## Written task
Identify each line in the records below that contains the word "正司长级", and copy it.

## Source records
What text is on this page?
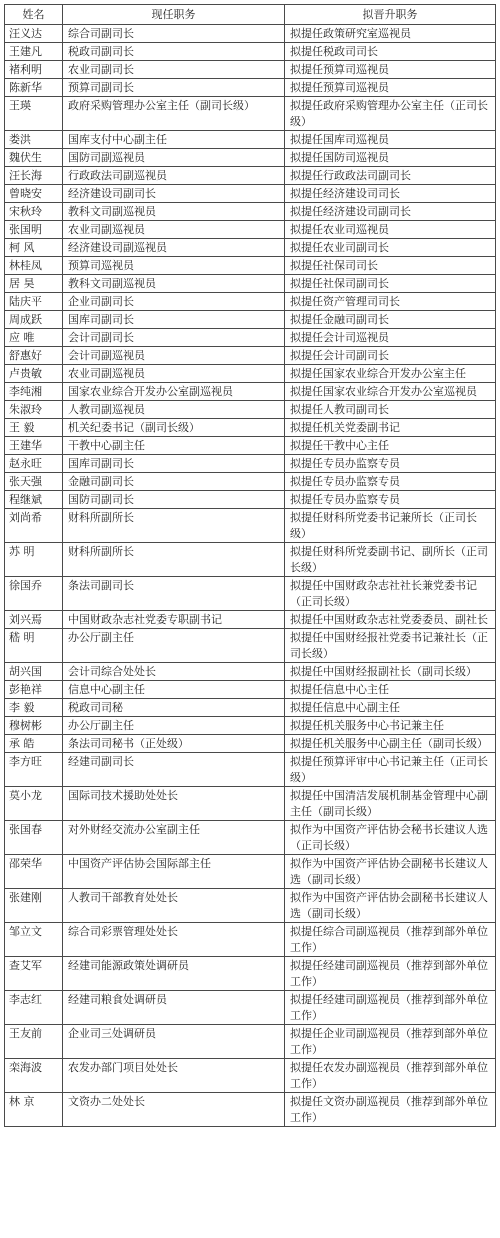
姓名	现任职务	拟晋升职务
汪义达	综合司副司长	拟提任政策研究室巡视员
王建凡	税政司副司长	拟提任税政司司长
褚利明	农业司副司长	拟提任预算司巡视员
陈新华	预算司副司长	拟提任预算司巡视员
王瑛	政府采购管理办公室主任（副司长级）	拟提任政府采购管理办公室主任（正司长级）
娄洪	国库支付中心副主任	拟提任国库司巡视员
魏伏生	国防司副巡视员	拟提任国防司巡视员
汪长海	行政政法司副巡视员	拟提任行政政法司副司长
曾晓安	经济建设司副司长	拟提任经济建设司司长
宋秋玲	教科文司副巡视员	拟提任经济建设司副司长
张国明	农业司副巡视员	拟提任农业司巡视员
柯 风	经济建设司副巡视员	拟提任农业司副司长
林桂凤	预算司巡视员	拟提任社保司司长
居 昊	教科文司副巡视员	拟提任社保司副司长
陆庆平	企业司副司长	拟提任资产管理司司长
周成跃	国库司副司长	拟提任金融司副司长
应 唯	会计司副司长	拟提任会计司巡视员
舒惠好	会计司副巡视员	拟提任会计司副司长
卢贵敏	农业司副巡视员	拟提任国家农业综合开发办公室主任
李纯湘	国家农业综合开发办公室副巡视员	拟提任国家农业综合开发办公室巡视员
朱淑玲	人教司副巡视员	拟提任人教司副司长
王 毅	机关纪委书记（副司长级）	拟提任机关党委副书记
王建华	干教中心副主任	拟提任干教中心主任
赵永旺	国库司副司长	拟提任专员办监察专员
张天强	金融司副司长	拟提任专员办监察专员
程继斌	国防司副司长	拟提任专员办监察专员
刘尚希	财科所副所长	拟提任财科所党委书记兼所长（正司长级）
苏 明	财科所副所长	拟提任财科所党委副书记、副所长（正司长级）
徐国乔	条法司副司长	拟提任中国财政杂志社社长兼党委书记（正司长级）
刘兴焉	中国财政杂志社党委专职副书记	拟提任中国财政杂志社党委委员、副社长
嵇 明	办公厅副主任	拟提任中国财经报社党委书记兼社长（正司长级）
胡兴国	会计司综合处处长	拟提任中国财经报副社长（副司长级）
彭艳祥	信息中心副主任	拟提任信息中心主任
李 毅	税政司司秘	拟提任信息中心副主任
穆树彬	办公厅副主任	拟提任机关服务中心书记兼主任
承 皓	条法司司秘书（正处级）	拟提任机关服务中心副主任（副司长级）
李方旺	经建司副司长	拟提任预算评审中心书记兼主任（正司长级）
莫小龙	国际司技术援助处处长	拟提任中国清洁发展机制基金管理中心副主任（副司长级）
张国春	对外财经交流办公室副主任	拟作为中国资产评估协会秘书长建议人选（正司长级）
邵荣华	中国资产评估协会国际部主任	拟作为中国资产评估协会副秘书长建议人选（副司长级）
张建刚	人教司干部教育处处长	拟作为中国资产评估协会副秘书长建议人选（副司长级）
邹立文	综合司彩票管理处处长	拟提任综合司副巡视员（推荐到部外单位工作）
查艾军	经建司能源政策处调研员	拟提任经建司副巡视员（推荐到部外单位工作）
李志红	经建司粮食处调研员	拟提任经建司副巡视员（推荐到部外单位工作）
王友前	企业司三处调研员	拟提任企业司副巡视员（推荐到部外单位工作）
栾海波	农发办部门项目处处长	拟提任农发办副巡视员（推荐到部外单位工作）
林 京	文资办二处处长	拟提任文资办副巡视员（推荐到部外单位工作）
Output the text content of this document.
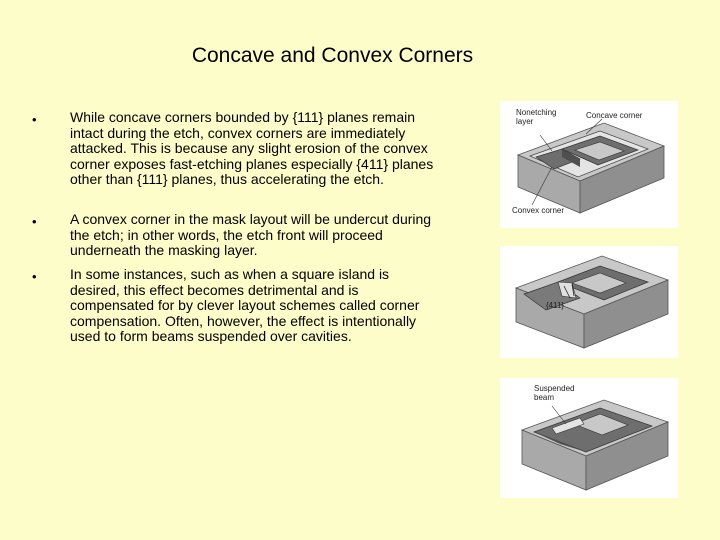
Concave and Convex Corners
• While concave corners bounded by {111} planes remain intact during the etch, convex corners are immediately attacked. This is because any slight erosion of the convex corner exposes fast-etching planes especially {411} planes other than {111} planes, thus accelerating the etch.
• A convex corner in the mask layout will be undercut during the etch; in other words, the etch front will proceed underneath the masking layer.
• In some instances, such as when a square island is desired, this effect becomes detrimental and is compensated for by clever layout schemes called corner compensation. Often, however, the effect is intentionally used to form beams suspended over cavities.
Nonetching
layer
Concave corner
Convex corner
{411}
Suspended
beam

## Solution to the exercise
王瑛	政府采购管理办公室主任（副司长级）	拟提任政府采购管理办公室主任（正司长级）
刘尚希	财科所副所长	拟提任财科所党委书记兼所长（正司长级）
苏 明	财科所副所长	拟提任财科所党委副书记、副所长（正司长级）
徐国乔	条法司副司长	拟提任中国财政杂志社社长兼党委书记（正司长级）
嵇 明	办公厅副主任	拟提任中国财经报社党委书记兼社长（正司长级）
李方旺	经建司副司长	拟提任预算评审中心书记兼主任（正司长级）
张国春	对外财经交流办公室副主任	拟作为中国资产评估协会秘书长建议人选（正司长级）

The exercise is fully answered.